The records below must be output exactly, without pictures.
--*--
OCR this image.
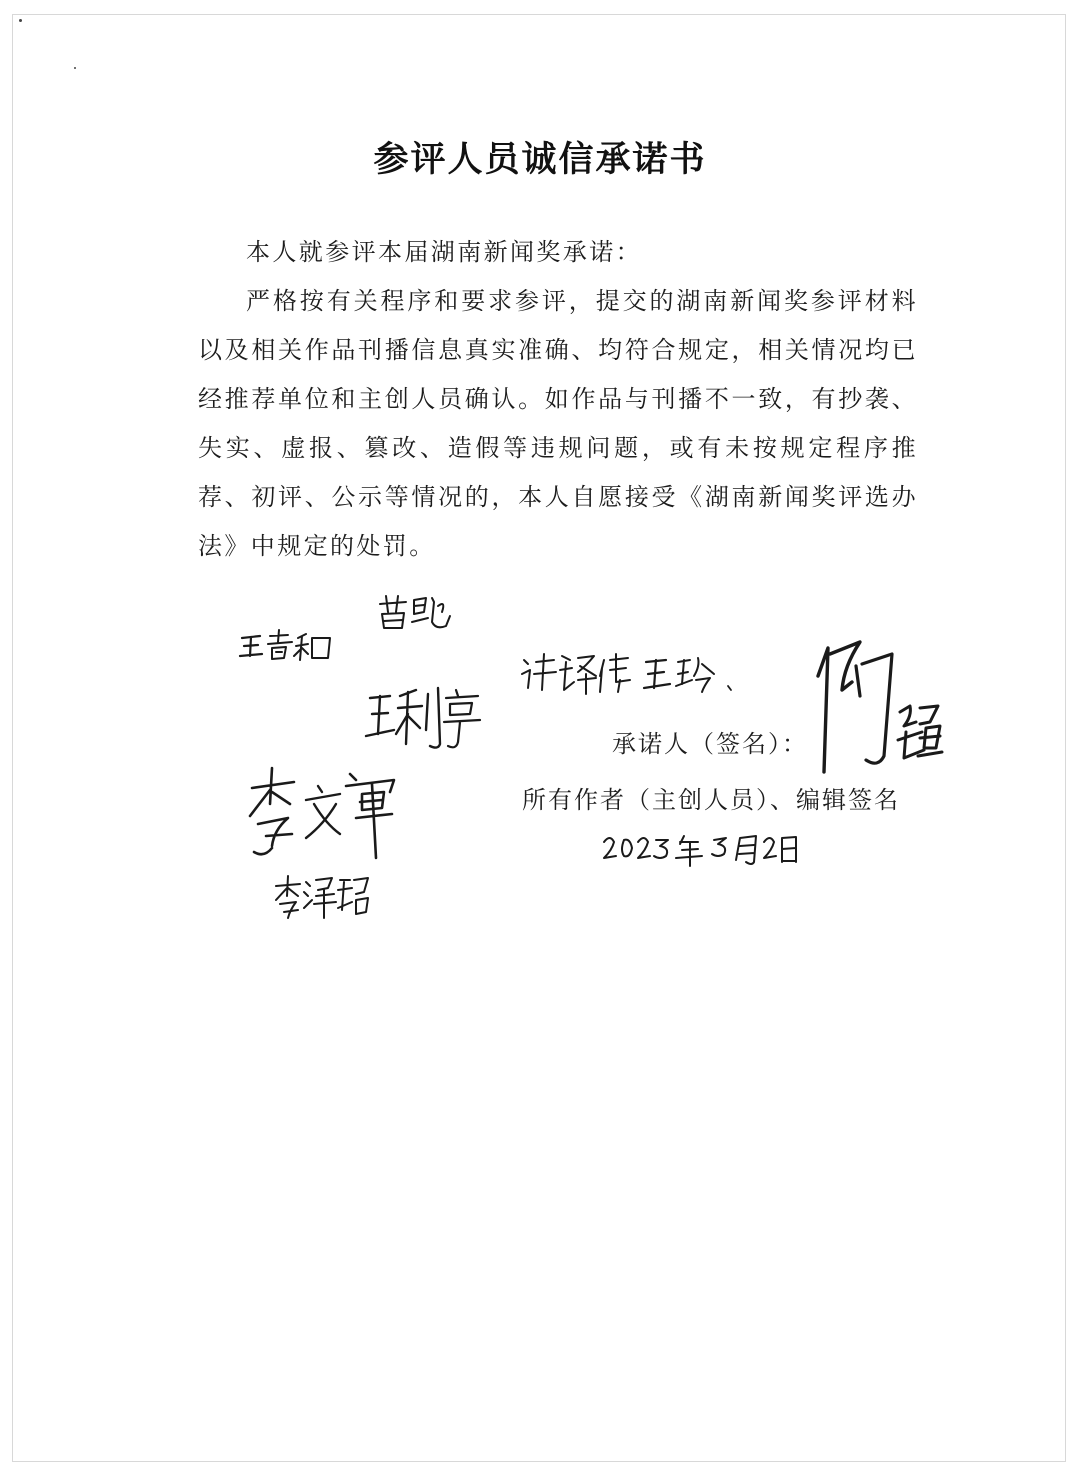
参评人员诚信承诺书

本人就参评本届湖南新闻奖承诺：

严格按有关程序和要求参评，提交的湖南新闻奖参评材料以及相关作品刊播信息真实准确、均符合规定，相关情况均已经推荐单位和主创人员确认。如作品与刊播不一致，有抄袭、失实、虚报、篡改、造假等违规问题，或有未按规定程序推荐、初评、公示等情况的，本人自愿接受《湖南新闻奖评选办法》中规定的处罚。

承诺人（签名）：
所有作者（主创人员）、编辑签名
--*--
**Answer for the task**.
OCR this image.
参评人员诚信承诺书

本人就参评本届湖南新闻奖承诺：

严格按有关程序和要求参评，提交的湖南新闻奖参评材料以及相关作品刊播信息真实准确、均符合规定，相关情况均已经推荐单位和主创人员确认。如作品与刊播不一致，有抄袭、失实、虚报、篡改、造假等违规问题，或有未按规定程序推荐、初评、公示等情况的，本人自愿接受《湖南新闻奖评选办法》中规定的处罚。

承诺人（签名）：
所有作者（主创人员）、编辑签名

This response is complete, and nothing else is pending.